What the task requires
Could you print every record below exactly as it appears?

((

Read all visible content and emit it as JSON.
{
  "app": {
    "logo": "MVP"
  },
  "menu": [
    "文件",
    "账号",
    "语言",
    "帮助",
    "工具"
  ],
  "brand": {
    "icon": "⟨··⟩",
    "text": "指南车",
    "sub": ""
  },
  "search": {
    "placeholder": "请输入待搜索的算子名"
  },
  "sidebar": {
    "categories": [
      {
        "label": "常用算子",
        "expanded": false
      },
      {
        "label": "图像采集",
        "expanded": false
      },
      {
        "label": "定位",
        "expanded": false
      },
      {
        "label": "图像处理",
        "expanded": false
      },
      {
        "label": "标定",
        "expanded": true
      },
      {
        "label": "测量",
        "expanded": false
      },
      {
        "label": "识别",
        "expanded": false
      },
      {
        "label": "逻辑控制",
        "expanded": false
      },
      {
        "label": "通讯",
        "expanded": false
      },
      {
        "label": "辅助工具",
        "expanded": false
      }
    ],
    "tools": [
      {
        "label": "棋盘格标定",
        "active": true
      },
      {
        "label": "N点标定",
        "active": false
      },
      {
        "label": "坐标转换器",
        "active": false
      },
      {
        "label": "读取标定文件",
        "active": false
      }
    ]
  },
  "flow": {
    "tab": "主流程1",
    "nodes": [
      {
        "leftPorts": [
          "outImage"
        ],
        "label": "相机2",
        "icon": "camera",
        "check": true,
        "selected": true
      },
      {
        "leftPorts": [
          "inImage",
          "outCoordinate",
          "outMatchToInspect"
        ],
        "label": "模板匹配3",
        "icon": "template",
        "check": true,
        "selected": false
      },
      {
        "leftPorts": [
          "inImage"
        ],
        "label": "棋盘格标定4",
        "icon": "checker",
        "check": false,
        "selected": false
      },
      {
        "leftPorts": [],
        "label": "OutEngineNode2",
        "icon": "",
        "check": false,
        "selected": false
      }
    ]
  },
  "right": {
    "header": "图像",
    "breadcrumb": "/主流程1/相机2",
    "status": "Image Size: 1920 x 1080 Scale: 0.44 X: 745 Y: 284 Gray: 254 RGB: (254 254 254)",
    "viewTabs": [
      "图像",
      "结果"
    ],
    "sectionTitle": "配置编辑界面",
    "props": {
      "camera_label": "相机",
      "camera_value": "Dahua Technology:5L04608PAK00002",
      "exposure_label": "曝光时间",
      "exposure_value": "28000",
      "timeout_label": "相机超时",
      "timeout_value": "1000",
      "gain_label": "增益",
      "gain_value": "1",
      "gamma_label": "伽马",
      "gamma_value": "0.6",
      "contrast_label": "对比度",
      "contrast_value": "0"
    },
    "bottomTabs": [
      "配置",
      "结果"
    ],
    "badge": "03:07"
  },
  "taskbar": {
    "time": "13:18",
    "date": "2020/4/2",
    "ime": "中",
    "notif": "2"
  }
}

))

Solution for this exercise
Read all visible content and emit it as JSON.
{
  "app": {
    "logo": "MVP"
  },
  "menu": [
    "文件",
    "账号",
    "语言",
    "帮助",
    "工具"
  ],
  "brand": {
    "icon": "⟨··⟩",
    "text": "指南车",
    "sub": ""
  },
  "search": {
    "placeholder": "请输入待搜索的算子名"
  },
  "sidebar": {
    "categories": [
      {
        "label": "常用算子",
        "expanded": false
      },
      {
        "label": "图像采集",
        "expanded": false
      },
      {
        "label": "定位",
        "expanded": false
      },
      {
        "label": "图像处理",
        "expanded": false
      },
      {
        "label": "标定",
        "expanded": true
      },
      {
        "label": "测量",
        "expanded": false
      },
      {
        "label": "识别",
        "expanded": false
      },
      {
        "label": "逻辑控制",
        "expanded": false
      },
      {
        "label": "通讯",
        "expanded": false
      },
      {
        "label": "辅助工具",
        "expanded": false
      }
    ],
    "tools": [
      {
        "label": "棋盘格标定",
        "active": true
      },
      {
        "label": "N点标定",
        "active": false
      },
      {
        "label": "坐标转换器",
        "active": false
      },
      {
        "label": "读取标定文件",
        "active": false
      }
    ]
  },
  "flow": {
    "tab": "主流程1",
    "nodes": [
      {
        "leftPorts": [
          "outImage"
        ],
        "label": "相机2",
        "icon": "camera",
        "check": true,
        "selected": true
      },
      {
        "leftPorts": [
          "inImage",
          "outCoordinate",
          "outMatchToInspect"
        ],
        "label": "模板匹配3",
        "icon": "template",
        "check": true,
        "selected": false
      },
      {
        "leftPorts": [
          "inImage"
        ],
        "label": "棋盘格标定4",
        "icon": "checker",
        "check": false,
        "selected": false
      },
      {
        "leftPorts": [],
        "label": "OutEngineNode2",
        "icon": "",
        "check": false,
        "selected": false
      }
    ]
  },
  "right": {
    "header": "图像",
    "breadcrumb": "/主流程1/相机2",
    "status": "Image Size: 1920 x 1080 Scale: 0.44 X: 745 Y: 284 Gray: 254 RGB: (254 254 254)",
    "viewTabs": [
      "图像",
      "结果"
    ],
    "sectionTitle": "配置编辑界面",
    "props": {
      "camera_label": "相机",
      "camera_value": "Dahua Technology:5L04608PAK00002",
      "exposure_label": "曝光时间",
      "exposure_value": "28000",
      "timeout_label": "相机超时",
      "timeout_value": "1000",
      "gain_label": "增益",
      "gain_value": "1",
      "gamma_label": "伽马",
      "gamma_value": "0.6",
      "contrast_label": "对比度",
      "contrast_value": "0"
    },
    "bottomTabs": [
      "配置",
      "结果"
    ],
    "badge": "03:07"
  },
  "taskbar": {
    "time": "13:18",
    "date": "2020/4/2",
    "ime": "中",
    "notif": "2"
  }
}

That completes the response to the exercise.